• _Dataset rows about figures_
────────

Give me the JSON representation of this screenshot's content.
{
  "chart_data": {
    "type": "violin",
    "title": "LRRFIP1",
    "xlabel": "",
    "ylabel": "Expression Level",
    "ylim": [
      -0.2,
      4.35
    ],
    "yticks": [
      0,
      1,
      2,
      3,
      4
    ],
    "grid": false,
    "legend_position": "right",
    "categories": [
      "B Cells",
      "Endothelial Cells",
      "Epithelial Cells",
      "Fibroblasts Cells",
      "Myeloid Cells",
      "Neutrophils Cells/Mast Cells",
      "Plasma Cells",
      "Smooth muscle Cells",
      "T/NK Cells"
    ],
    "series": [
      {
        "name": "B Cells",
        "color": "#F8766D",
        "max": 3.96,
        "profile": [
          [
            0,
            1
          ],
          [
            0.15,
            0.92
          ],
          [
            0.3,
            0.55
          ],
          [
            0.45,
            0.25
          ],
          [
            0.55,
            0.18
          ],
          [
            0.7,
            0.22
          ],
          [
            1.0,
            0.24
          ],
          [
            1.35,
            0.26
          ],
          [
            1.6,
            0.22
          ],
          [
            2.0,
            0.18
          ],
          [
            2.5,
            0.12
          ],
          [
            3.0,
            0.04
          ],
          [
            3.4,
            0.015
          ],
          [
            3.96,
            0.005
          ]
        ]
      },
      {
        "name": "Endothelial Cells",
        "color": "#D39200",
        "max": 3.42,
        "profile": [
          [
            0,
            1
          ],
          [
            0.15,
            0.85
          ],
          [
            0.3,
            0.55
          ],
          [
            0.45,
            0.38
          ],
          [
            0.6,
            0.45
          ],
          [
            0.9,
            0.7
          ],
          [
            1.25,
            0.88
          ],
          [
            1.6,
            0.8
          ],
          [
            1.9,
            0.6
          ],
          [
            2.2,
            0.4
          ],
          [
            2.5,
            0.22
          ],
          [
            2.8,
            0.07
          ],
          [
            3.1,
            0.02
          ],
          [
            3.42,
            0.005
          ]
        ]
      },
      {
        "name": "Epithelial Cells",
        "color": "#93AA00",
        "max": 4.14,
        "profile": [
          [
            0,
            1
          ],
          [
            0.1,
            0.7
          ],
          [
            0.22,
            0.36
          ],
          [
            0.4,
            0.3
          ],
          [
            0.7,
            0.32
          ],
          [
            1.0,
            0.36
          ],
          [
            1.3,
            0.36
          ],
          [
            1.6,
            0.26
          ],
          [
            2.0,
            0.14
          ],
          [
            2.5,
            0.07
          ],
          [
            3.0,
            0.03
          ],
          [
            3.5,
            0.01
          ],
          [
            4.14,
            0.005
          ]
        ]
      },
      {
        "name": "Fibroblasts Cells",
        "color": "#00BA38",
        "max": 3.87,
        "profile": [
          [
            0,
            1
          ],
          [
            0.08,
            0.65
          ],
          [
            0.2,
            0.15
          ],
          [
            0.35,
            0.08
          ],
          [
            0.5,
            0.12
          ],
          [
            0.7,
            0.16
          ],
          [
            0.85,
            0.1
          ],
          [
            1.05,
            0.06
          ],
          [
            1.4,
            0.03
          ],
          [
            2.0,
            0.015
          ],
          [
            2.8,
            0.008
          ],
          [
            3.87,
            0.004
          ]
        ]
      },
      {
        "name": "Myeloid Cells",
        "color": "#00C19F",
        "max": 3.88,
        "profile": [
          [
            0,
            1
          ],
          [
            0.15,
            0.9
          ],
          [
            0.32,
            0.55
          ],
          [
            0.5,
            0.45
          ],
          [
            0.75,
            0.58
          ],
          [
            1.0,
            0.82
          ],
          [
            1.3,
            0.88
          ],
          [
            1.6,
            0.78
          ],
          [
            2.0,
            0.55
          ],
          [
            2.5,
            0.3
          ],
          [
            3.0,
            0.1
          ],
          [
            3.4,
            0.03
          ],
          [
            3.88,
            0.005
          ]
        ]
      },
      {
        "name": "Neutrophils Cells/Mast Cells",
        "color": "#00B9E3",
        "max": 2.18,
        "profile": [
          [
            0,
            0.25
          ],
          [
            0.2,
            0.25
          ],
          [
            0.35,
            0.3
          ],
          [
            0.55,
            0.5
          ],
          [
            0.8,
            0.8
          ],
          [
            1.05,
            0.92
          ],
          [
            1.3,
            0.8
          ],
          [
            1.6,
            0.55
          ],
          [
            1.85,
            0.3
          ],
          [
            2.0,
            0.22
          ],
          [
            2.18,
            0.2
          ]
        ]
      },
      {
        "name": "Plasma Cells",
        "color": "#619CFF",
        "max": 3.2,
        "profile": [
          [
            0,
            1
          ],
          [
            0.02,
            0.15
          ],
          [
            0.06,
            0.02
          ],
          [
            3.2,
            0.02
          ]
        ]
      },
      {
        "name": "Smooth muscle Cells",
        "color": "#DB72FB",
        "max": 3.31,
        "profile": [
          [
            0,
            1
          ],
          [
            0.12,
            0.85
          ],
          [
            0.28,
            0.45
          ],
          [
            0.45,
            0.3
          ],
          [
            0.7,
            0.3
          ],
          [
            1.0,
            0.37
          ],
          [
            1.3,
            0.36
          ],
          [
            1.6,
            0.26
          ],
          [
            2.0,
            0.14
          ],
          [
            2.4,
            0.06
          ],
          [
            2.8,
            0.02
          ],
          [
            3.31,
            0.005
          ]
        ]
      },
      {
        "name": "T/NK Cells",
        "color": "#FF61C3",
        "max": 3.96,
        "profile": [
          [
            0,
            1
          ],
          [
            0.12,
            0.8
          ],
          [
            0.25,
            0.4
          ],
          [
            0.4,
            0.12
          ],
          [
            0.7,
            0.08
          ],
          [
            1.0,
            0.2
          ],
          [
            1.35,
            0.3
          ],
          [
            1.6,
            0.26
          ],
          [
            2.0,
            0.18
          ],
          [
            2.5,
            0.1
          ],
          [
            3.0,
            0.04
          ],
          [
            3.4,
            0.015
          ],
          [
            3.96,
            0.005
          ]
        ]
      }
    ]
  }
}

────────

• _WHAT IS NEEDED_
So that no detail is lost, give every line of the data again exactly.

• _PROBLEM SOLUTION_
Give me the JSON representation of this screenshot's content.
{
  "chart_data": {
    "type": "violin",
    "title": "LRRFIP1",
    "xlabel": "",
    "ylabel": "Expression Level",
    "ylim": [
      -0.2,
      4.35
    ],
    "yticks": [
      0,
      1,
      2,
      3,
      4
    ],
    "grid": false,
    "legend_position": "right",
    "categories": [
      "B Cells",
      "Endothelial Cells",
      "Epithelial Cells",
      "Fibroblasts Cells",
      "Myeloid Cells",
      "Neutrophils Cells/Mast Cells",
      "Plasma Cells",
      "Smooth muscle Cells",
      "T/NK Cells"
    ],
    "series": [
      {
        "name": "B Cells",
        "color": "#F8766D",
        "max": 3.96,
        "profile": [
          [
            0,
            1
          ],
          [
            0.15,
            0.92
          ],
          [
            0.3,
            0.55
          ],
          [
            0.45,
            0.25
          ],
          [
            0.55,
            0.18
          ],
          [
            0.7,
            0.22
          ],
          [
            1.0,
            0.24
          ],
          [
            1.35,
            0.26
          ],
          [
            1.6,
            0.22
          ],
          [
            2.0,
            0.18
          ],
          [
            2.5,
            0.12
          ],
          [
            3.0,
            0.04
          ],
          [
            3.4,
            0.015
          ],
          [
            3.96,
            0.005
          ]
        ]
      },
      {
        "name": "Endothelial Cells",
        "color": "#D39200",
        "max": 3.42,
        "profile": [
          [
            0,
            1
          ],
          [
            0.15,
            0.85
          ],
          [
            0.3,
            0.55
          ],
          [
            0.45,
            0.38
          ],
          [
            0.6,
            0.45
          ],
          [
            0.9,
            0.7
          ],
          [
            1.25,
            0.88
          ],
          [
            1.6,
            0.8
          ],
          [
            1.9,
            0.6
          ],
          [
            2.2,
            0.4
          ],
          [
            2.5,
            0.22
          ],
          [
            2.8,
            0.07
          ],
          [
            3.1,
            0.02
          ],
          [
            3.42,
            0.005
          ]
        ]
      },
      {
        "name": "Epithelial Cells",
        "color": "#93AA00",
        "max": 4.14,
        "profile": [
          [
            0,
            1
          ],
          [
            0.1,
            0.7
          ],
          [
            0.22,
            0.36
          ],
          [
            0.4,
            0.3
          ],
          [
            0.7,
            0.32
          ],
          [
            1.0,
            0.36
          ],
          [
            1.3,
            0.36
          ],
          [
            1.6,
            0.26
          ],
          [
            2.0,
            0.14
          ],
          [
            2.5,
            0.07
          ],
          [
            3.0,
            0.03
          ],
          [
            3.5,
            0.01
          ],
          [
            4.14,
            0.005
          ]
        ]
      },
      {
        "name": "Fibroblasts Cells",
        "color": "#00BA38",
        "max": 3.87,
        "profile": [
          [
            0,
            1
          ],
          [
            0.08,
            0.65
          ],
          [
            0.2,
            0.15
          ],
          [
            0.35,
            0.08
          ],
          [
            0.5,
            0.12
          ],
          [
            0.7,
            0.16
          ],
          [
            0.85,
            0.1
          ],
          [
            1.05,
            0.06
          ],
          [
            1.4,
            0.03
          ],
          [
            2.0,
            0.015
          ],
          [
            2.8,
            0.008
          ],
          [
            3.87,
            0.004
          ]
        ]
      },
      {
        "name": "Myeloid Cells",
        "color": "#00C19F",
        "max": 3.88,
        "profile": [
          [
            0,
            1
          ],
          [
            0.15,
            0.9
          ],
          [
            0.32,
            0.55
          ],
          [
            0.5,
            0.45
          ],
          [
            0.75,
            0.58
          ],
          [
            1.0,
            0.82
          ],
          [
            1.3,
            0.88
          ],
          [
            1.6,
            0.78
          ],
          [
            2.0,
            0.55
          ],
          [
            2.5,
            0.3
          ],
          [
            3.0,
            0.1
          ],
          [
            3.4,
            0.03
          ],
          [
            3.88,
            0.005
          ]
        ]
      },
      {
        "name": "Neutrophils Cells/Mast Cells",
        "color": "#00B9E3",
        "max": 2.18,
        "profile": [
          [
            0,
            0.25
          ],
          [
            0.2,
            0.25
          ],
          [
            0.35,
            0.3
          ],
          [
            0.55,
            0.5
          ],
          [
            0.8,
            0.8
          ],
          [
            1.05,
            0.92
          ],
          [
            1.3,
            0.8
          ],
          [
            1.6,
            0.55
          ],
          [
            1.85,
            0.3
          ],
          [
            2.0,
            0.22
          ],
          [
            2.18,
            0.2
          ]
        ]
      },
      {
        "name": "Plasma Cells",
        "color": "#619CFF",
        "max": 3.2,
        "profile": [
          [
            0,
            1
          ],
          [
            0.02,
            0.15
          ],
          [
            0.06,
            0.02
          ],
          [
            3.2,
            0.02
          ]
        ]
      },
      {
        "name": "Smooth muscle Cells",
        "color": "#DB72FB",
        "max": 3.31,
        "profile": [
          [
            0,
            1
          ],
          [
            0.12,
            0.85
          ],
          [
            0.28,
            0.45
          ],
          [
            0.45,
            0.3
          ],
          [
            0.7,
            0.3
          ],
          [
            1.0,
            0.37
          ],
          [
            1.3,
            0.36
          ],
          [
            1.6,
            0.26
          ],
          [
            2.0,
            0.14
          ],
          [
            2.4,
            0.06
          ],
          [
            2.8,
            0.02
          ],
          [
            3.31,
            0.005
          ]
        ]
      },
      {
        "name": "T/NK Cells",
        "color": "#FF61C3",
        "max": 3.96,
        "profile": [
          [
            0,
            1
          ],
          [
            0.12,
            0.8
          ],
          [
            0.25,
            0.4
          ],
          [
            0.4,
            0.12
          ],
          [
            0.7,
            0.08
          ],
          [
            1.0,
            0.2
          ],
          [
            1.35,
            0.3
          ],
          [
            1.6,
            0.26
          ],
          [
            2.0,
            0.18
          ],
          [
            2.5,
            0.1
          ],
          [
            3.0,
            0.04
          ],
          [
            3.4,
            0.015
          ],
          [
            3.96,
            0.005
          ]
        ]
      }
    ]
  }
}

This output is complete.